_What the exercise asks_. From the entries below, gather each line containing the word "position".
— Start —
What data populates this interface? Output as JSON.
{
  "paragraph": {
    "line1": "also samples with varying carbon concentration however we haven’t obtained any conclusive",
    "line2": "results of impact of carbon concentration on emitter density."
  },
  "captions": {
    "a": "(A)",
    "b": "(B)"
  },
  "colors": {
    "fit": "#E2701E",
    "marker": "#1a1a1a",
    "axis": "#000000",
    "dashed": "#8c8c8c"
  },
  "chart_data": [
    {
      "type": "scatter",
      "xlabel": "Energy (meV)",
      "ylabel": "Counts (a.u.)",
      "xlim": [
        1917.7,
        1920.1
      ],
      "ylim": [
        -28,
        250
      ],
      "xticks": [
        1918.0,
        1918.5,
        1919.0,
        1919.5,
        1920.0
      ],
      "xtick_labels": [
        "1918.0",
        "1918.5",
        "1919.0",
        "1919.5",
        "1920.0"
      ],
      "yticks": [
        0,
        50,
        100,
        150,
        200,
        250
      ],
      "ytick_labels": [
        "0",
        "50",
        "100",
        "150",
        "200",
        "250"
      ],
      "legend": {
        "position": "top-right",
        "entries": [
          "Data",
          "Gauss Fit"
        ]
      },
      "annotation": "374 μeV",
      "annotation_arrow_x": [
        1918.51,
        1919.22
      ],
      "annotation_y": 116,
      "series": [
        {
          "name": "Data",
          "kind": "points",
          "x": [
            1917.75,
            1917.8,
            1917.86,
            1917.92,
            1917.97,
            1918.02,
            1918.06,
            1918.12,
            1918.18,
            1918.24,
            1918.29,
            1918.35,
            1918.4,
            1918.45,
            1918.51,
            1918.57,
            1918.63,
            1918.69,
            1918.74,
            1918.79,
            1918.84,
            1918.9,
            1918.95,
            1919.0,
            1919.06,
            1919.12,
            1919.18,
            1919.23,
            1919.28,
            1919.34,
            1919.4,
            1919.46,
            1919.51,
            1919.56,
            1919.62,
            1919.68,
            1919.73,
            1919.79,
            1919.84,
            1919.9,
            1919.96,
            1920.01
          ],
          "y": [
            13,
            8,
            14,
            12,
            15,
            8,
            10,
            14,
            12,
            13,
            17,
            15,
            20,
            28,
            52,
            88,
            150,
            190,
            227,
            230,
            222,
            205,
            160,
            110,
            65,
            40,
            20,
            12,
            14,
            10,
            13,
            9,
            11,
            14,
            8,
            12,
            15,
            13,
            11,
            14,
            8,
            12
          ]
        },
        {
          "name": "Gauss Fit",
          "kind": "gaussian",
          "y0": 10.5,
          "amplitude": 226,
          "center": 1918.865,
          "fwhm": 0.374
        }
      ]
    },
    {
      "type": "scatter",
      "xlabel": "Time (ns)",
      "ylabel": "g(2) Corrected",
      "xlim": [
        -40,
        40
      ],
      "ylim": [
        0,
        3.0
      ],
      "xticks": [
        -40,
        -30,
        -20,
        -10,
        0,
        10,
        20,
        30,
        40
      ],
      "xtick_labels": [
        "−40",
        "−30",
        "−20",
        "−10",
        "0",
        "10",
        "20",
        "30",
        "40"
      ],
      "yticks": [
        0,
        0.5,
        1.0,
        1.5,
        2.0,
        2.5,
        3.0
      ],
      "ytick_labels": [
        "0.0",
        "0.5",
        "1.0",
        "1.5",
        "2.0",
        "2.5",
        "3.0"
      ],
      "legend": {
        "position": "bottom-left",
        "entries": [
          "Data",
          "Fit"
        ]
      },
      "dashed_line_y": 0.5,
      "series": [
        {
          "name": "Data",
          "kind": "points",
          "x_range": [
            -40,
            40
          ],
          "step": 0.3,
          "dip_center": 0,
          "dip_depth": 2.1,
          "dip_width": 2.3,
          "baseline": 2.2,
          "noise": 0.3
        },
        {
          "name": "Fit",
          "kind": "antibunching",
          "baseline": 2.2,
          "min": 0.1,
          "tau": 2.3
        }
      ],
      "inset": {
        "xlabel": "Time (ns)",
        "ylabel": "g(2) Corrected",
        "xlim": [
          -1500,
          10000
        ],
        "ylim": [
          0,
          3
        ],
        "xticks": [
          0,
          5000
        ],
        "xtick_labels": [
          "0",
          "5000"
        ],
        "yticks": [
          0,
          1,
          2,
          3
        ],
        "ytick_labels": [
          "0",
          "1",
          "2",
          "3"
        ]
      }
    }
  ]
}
— End —
_Solution for this problem_.
        "position": "top-right",
        "position": "bottom-left",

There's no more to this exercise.